What you need to do>
In the listing that follows, count the lines holding the word "Temperature" and report only that number.

Dataset excerpts>
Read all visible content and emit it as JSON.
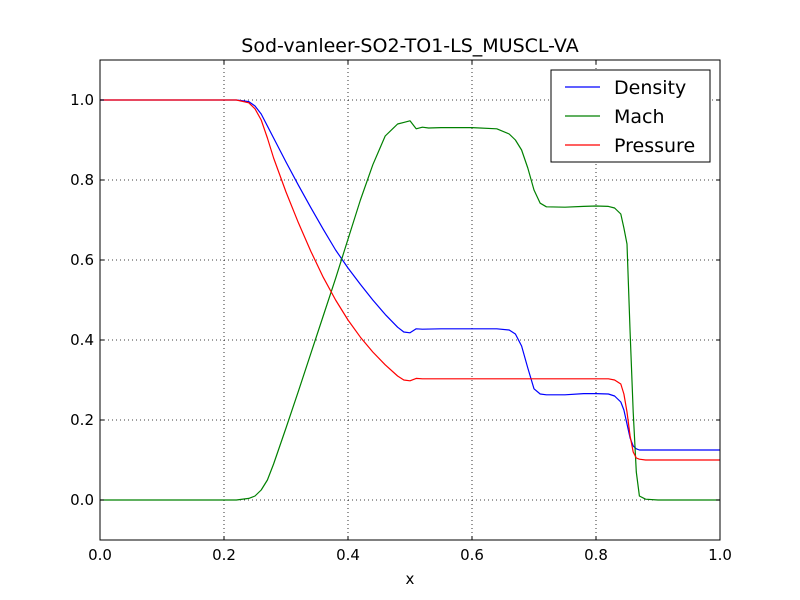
{
  "chart_data": {
    "type": "line",
    "title": "Sod-vanleer-SO2-TO1-LS_MUSCL-VA",
    "xlabel": "x",
    "ylabel": "",
    "xlim": [
      0.0,
      1.0
    ],
    "ylim": [
      -0.1,
      1.1
    ],
    "xticks": [
      0.0,
      0.2,
      0.4,
      0.6,
      0.8,
      1.0
    ],
    "xtick_labels": [
      "0.0",
      "0.2",
      "0.4",
      "0.6",
      "0.8",
      "1.0"
    ],
    "yticks": [
      0.0,
      0.2,
      0.4,
      0.6,
      0.8,
      1.0
    ],
    "ytick_labels": [
      "0.0",
      "0.2",
      "0.4",
      "0.6",
      "0.8",
      "1.0"
    ],
    "grid": true,
    "legend_position": "top-right",
    "series": [
      {
        "name": "Density",
        "color": "#0000ff",
        "x": [
          0.0,
          0.1,
          0.2,
          0.22,
          0.24,
          0.25,
          0.26,
          0.28,
          0.3,
          0.32,
          0.34,
          0.36,
          0.38,
          0.4,
          0.42,
          0.44,
          0.46,
          0.48,
          0.49,
          0.5,
          0.51,
          0.52,
          0.55,
          0.6,
          0.64,
          0.66,
          0.67,
          0.68,
          0.69,
          0.7,
          0.71,
          0.72,
          0.75,
          0.78,
          0.8,
          0.82,
          0.83,
          0.84,
          0.845,
          0.85,
          0.855,
          0.86,
          0.865,
          0.87,
          0.88,
          0.9,
          0.95,
          1.0
        ],
        "y": [
          1.0,
          1.0,
          1.0,
          1.0,
          0.996,
          0.985,
          0.965,
          0.905,
          0.845,
          0.787,
          0.731,
          0.677,
          0.625,
          0.58,
          0.539,
          0.5,
          0.464,
          0.432,
          0.42,
          0.418,
          0.428,
          0.427,
          0.428,
          0.428,
          0.428,
          0.425,
          0.415,
          0.385,
          0.33,
          0.278,
          0.265,
          0.263,
          0.263,
          0.266,
          0.266,
          0.265,
          0.26,
          0.245,
          0.225,
          0.19,
          0.155,
          0.135,
          0.128,
          0.125,
          0.125,
          0.125,
          0.125,
          0.125
        ]
      },
      {
        "name": "Mach",
        "color": "#008000",
        "x": [
          0.0,
          0.1,
          0.2,
          0.22,
          0.24,
          0.25,
          0.26,
          0.27,
          0.28,
          0.3,
          0.32,
          0.34,
          0.36,
          0.38,
          0.4,
          0.42,
          0.44,
          0.46,
          0.48,
          0.49,
          0.5,
          0.51,
          0.52,
          0.53,
          0.55,
          0.6,
          0.64,
          0.66,
          0.67,
          0.68,
          0.69,
          0.7,
          0.71,
          0.72,
          0.75,
          0.78,
          0.8,
          0.82,
          0.83,
          0.84,
          0.845,
          0.85,
          0.855,
          0.86,
          0.865,
          0.87,
          0.88,
          0.9,
          0.95,
          1.0
        ],
        "y": [
          0.0,
          0.0,
          0.0,
          0.0,
          0.004,
          0.01,
          0.025,
          0.05,
          0.09,
          0.18,
          0.272,
          0.366,
          0.46,
          0.554,
          0.652,
          0.75,
          0.838,
          0.91,
          0.94,
          0.944,
          0.948,
          0.928,
          0.932,
          0.93,
          0.931,
          0.931,
          0.928,
          0.915,
          0.9,
          0.875,
          0.83,
          0.775,
          0.742,
          0.733,
          0.732,
          0.734,
          0.735,
          0.734,
          0.73,
          0.715,
          0.68,
          0.64,
          0.42,
          0.22,
          0.07,
          0.01,
          0.002,
          0.0,
          0.0,
          0.0
        ]
      },
      {
        "name": "Pressure",
        "color": "#ff0000",
        "x": [
          0.0,
          0.1,
          0.2,
          0.22,
          0.24,
          0.25,
          0.26,
          0.27,
          0.28,
          0.3,
          0.32,
          0.34,
          0.36,
          0.38,
          0.4,
          0.42,
          0.44,
          0.46,
          0.48,
          0.49,
          0.5,
          0.51,
          0.52,
          0.55,
          0.6,
          0.65,
          0.7,
          0.75,
          0.8,
          0.82,
          0.83,
          0.84,
          0.845,
          0.85,
          0.855,
          0.86,
          0.865,
          0.87,
          0.88,
          0.9,
          0.95,
          1.0
        ],
        "y": [
          1.0,
          1.0,
          1.0,
          1.0,
          0.993,
          0.978,
          0.95,
          0.905,
          0.855,
          0.77,
          0.693,
          0.622,
          0.557,
          0.5,
          0.45,
          0.407,
          0.37,
          0.338,
          0.31,
          0.3,
          0.298,
          0.304,
          0.303,
          0.303,
          0.303,
          0.303,
          0.303,
          0.303,
          0.303,
          0.303,
          0.3,
          0.29,
          0.265,
          0.22,
          0.16,
          0.12,
          0.105,
          0.102,
          0.1,
          0.1,
          0.1,
          0.1
        ]
      }
    ]
  }
}
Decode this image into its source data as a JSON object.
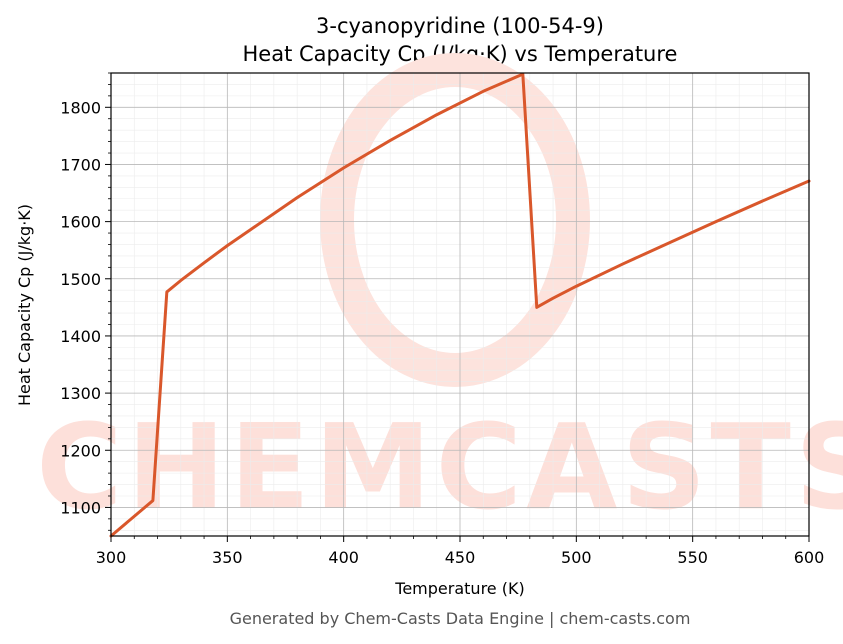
{
  "chart_data": {
    "type": "line",
    "title_line1": "3-cyanopyridine (100-54-9)",
    "title_line2": "Heat Capacity Cp (J/kg·K) vs Temperature",
    "xlabel": "Temperature (K)",
    "ylabel": "Heat Capacity Cp (J/kg·K)",
    "xlim": [
      300,
      600
    ],
    "ylim": [
      1050,
      1860
    ],
    "x_ticks": [
      300,
      350,
      400,
      450,
      500,
      550,
      600
    ],
    "y_ticks": [
      1100,
      1200,
      1300,
      1400,
      1500,
      1600,
      1700,
      1800
    ],
    "grid": true,
    "series": [
      {
        "color": "#d9572b",
        "x": [
          300,
          318,
          324,
          330,
          340,
          350,
          360,
          380,
          400,
          420,
          440,
          460,
          477,
          483,
          490,
          500,
          520,
          540,
          560,
          580,
          600
        ],
        "y": [
          1050,
          1112,
          1477,
          1497,
          1528,
          1558,
          1586,
          1642,
          1694,
          1742,
          1787,
          1828,
          1858,
          1450,
          1466,
          1487,
          1526,
          1563,
          1600,
          1636,
          1671
        ]
      }
    ],
    "watermark": "CHEMCASTS",
    "footer": "Generated by Chem-Casts Data Engine | chem-casts.com"
  }
}
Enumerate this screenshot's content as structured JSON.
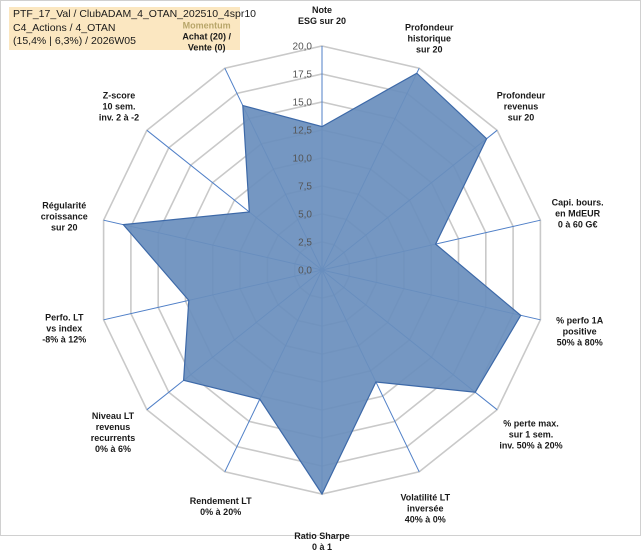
{
  "title_box": {
    "line1": "PTF_17_Val / ClubADAM_4_OTAN_202510_4spr10",
    "line2": "C4_Actions / 4_OTAN",
    "line3": "(15,4% | 6,3%) / 2026W05"
  },
  "chart_data": {
    "type": "radar",
    "title": "",
    "r_range": [
      0,
      20
    ],
    "r_ticks": [
      "0,0",
      "2,5",
      "5,0",
      "7,5",
      "10,0",
      "12,5",
      "15,0",
      "17,5",
      "20,0"
    ],
    "grid": true,
    "axes": [
      {
        "label_lines": [
          "Note",
          "ESG sur 20"
        ],
        "value": 12.8
      },
      {
        "label_lines": [
          "Profondeur",
          "historique",
          "sur 20"
        ],
        "value": 19.5
      },
      {
        "label_lines": [
          "Profondeur",
          "revenus",
          "sur 20"
        ],
        "value": 18.8
      },
      {
        "label_lines": [
          "Capi. bours.",
          "en MdEUR",
          "0 à 60 G€"
        ],
        "value": 10.4
      },
      {
        "label_lines": [
          "% perfo 1A",
          "positive",
          "50% à 80%"
        ],
        "value": 18.2
      },
      {
        "label_lines": [
          "% perte max.",
          "sur 1 sem.",
          "inv. 50% à 20%"
        ],
        "value": 17.5
      },
      {
        "label_lines": [
          "Volatilité LT",
          "inversée",
          "40% à 0%"
        ],
        "value": 11.1
      },
      {
        "label_lines": [
          "Ratio Sharpe",
          "0 à 1"
        ],
        "value": 20.0
      },
      {
        "label_lines": [
          "Rendement LT",
          "0% à 20%"
        ],
        "value": 12.8
      },
      {
        "label_lines": [
          "Niveau LT",
          "revenus",
          "recurrents",
          "0% à 6%"
        ],
        "value": 15.8
      },
      {
        "label_lines": [
          "Perfo. LT",
          "vs index",
          "-8% à 12%"
        ],
        "value": 12.2
      },
      {
        "label_lines": [
          "Régularité",
          "croissance",
          "sur 20"
        ],
        "value": 18.2
      },
      {
        "label_lines": [
          "Z-score",
          "10 sem.",
          "inv. 2 à -2"
        ],
        "value": 8.3
      },
      {
        "label_lines": [
          "Momentum",
          "Achat (20) /",
          "Vente (0)"
        ],
        "value": 16.3,
        "highlight_first": true
      }
    ],
    "fill_color": "#6b8fbd",
    "edge_color": "#3d69a8",
    "axis_color": "#4f7fc7",
    "grid_color": "#c9c9c9"
  }
}
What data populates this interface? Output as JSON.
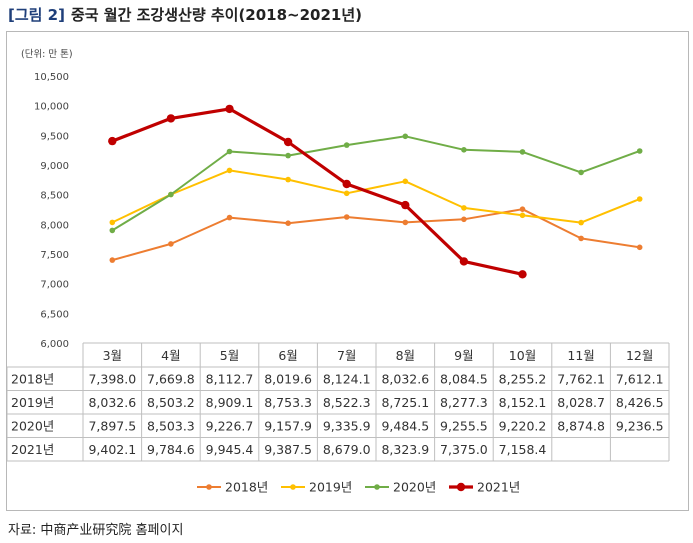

Correct response>
2